_DIRECTIONS FOR THIS TASK_. Output each entry exactly; skip nothing.

(Saved data entries)

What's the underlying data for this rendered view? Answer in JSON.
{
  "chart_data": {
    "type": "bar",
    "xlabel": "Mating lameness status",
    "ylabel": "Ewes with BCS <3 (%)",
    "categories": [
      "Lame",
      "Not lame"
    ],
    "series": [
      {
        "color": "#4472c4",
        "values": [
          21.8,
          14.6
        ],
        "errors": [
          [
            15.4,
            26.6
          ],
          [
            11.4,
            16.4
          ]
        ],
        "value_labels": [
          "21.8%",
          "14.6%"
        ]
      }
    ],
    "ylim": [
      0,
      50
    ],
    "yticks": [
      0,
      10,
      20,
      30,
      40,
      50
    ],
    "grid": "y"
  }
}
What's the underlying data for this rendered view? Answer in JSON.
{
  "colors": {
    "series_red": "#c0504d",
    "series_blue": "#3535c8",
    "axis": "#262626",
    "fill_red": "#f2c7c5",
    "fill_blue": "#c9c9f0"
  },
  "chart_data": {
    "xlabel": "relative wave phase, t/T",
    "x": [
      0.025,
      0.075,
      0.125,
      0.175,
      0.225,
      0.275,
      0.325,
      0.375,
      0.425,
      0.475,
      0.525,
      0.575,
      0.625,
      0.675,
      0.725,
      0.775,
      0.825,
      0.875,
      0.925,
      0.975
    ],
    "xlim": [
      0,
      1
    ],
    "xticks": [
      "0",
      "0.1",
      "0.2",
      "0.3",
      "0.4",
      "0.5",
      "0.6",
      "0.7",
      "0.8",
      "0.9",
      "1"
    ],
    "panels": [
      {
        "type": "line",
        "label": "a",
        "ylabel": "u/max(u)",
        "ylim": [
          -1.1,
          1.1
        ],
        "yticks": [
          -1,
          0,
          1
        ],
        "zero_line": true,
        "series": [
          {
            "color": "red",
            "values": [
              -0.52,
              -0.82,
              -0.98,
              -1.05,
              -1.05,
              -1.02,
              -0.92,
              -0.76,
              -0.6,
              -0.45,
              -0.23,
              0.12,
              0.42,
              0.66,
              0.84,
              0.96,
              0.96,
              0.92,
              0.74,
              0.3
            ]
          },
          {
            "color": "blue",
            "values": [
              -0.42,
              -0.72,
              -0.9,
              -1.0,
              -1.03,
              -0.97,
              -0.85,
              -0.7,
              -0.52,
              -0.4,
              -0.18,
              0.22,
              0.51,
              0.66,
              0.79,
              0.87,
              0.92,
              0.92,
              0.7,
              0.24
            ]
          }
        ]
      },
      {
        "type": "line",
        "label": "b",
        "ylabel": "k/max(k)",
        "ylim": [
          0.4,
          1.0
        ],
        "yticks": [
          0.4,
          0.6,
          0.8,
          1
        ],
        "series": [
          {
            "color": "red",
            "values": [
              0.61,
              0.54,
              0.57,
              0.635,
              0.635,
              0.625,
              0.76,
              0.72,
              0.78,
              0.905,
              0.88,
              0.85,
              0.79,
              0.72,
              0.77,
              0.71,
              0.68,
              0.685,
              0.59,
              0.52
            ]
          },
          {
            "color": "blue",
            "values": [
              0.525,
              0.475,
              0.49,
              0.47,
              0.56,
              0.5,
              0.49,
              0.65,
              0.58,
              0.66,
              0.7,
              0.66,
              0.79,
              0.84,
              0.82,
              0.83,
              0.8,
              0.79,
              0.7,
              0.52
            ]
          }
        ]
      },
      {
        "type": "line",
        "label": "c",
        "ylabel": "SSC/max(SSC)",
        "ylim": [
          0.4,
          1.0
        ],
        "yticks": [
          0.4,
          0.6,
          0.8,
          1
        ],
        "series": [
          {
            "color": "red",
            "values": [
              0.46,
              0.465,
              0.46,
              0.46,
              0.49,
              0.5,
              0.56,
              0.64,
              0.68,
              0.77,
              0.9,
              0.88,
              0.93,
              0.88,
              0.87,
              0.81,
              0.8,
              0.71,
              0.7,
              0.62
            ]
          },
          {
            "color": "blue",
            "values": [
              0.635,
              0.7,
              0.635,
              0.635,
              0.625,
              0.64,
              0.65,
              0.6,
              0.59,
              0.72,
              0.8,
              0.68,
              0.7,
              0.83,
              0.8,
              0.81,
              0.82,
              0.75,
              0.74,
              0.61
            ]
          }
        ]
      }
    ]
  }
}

_EXERCISE RESULT_.
What's the underlying data for this rendered view? Answer in JSON.
{
  "chart_data": {
    "type": "bar",
    "xlabel": "Mating lameness status",
    "ylabel": "Ewes with BCS <3 (%)",
    "categories": [
      "Lame",
      "Not lame"
    ],
    "series": [
      {
        "color": "#4472c4",
        "values": [
          21.8,
          14.6
        ],
        "errors": [
          [
            15.4,
            26.6
          ],
          [
            11.4,
            16.4
          ]
        ],
        "value_labels": [
          "21.8%",
          "14.6%"
        ]
      }
    ],
    "ylim": [
      0,
      50
    ],
    "yticks": [
      0,
      10,
      20,
      30,
      40,
      50
    ],
    "grid": "y"
  }
}
What's the underlying data for this rendered view? Answer in JSON.
{
  "colors": {
    "series_red": "#c0504d",
    "series_blue": "#3535c8",
    "axis": "#262626",
    "fill_red": "#f2c7c5",
    "fill_blue": "#c9c9f0"
  },
  "chart_data": {
    "xlabel": "relative wave phase, t/T",
    "x": [
      0.025,
      0.075,
      0.125,
      0.175,
      0.225,
      0.275,
      0.325,
      0.375,
      0.425,
      0.475,
      0.525,
      0.575,
      0.625,
      0.675,
      0.725,
      0.775,
      0.825,
      0.875,
      0.925,
      0.975
    ],
    "xlim": [
      0,
      1
    ],
    "xticks": [
      "0",
      "0.1",
      "0.2",
      "0.3",
      "0.4",
      "0.5",
      "0.6",
      "0.7",
      "0.8",
      "0.9",
      "1"
    ],
    "panels": [
      {
        "type": "line",
        "label": "a",
        "ylabel": "u/max(u)",
        "ylim": [
          -1.1,
          1.1
        ],
        "yticks": [
          -1,
          0,
          1
        ],
        "zero_line": true,
        "series": [
          {
            "color": "red",
            "values": [
              -0.52,
              -0.82,
              -0.98,
              -1.05,
              -1.05,
              -1.02,
              -0.92,
              -0.76,
              -0.6,
              -0.45,
              -0.23,
              0.12,
              0.42,
              0.66,
              0.84,
              0.96,
              0.96,
              0.92,
              0.74,
              0.3
            ]
          },
          {
            "color": "blue",
            "values": [
              -0.42,
              -0.72,
              -0.9,
              -1.0,
              -1.03,
              -0.97,
              -0.85,
              -0.7,
              -0.52,
              -0.4,
              -0.18,
              0.22,
              0.51,
              0.66,
              0.79,
              0.87,
              0.92,
              0.92,
              0.7,
              0.24
            ]
          }
        ]
      },
      {
        "type": "line",
        "label": "b",
        "ylabel": "k/max(k)",
        "ylim": [
          0.4,
          1.0
        ],
        "yticks": [
          0.4,
          0.6,
          0.8,
          1
        ],
        "series": [
          {
            "color": "red",
            "values": [
              0.61,
              0.54,
              0.57,
              0.635,
              0.635,
              0.625,
              0.76,
              0.72,
              0.78,
              0.905,
              0.88,
              0.85,
              0.79,
              0.72,
              0.77,
              0.71,
              0.68,
              0.685,
              0.59,
              0.52
            ]
          },
          {
            "color": "blue",
            "values": [
              0.525,
              0.475,
              0.49,
              0.47,
              0.56,
              0.5,
              0.49,
              0.65,
              0.58,
              0.66,
              0.7,
              0.66,
              0.79,
              0.84,
              0.82,
              0.83,
              0.8,
              0.79,
              0.7,
              0.52
            ]
          }
        ]
      },
      {
        "type": "line",
        "label": "c",
        "ylabel": "SSC/max(SSC)",
        "ylim": [
          0.4,
          1.0
        ],
        "yticks": [
          0.4,
          0.6,
          0.8,
          1
        ],
        "series": [
          {
            "color": "red",
            "values": [
              0.46,
              0.465,
              0.46,
              0.46,
              0.49,
              0.5,
              0.56,
              0.64,
              0.68,
              0.77,
              0.9,
              0.88,
              0.93,
              0.88,
              0.87,
              0.81,
              0.8,
              0.71,
              0.7,
              0.62
            ]
          },
          {
            "color": "blue",
            "values": [
              0.635,
              0.7,
              0.635,
              0.635,
              0.625,
              0.64,
              0.65,
              0.6,
              0.59,
              0.72,
              0.8,
              0.68,
              0.7,
              0.83,
              0.8,
              0.81,
              0.82,
              0.75,
              0.74,
              0.61
            ]
          }
        ]
      }
    ]
  }
}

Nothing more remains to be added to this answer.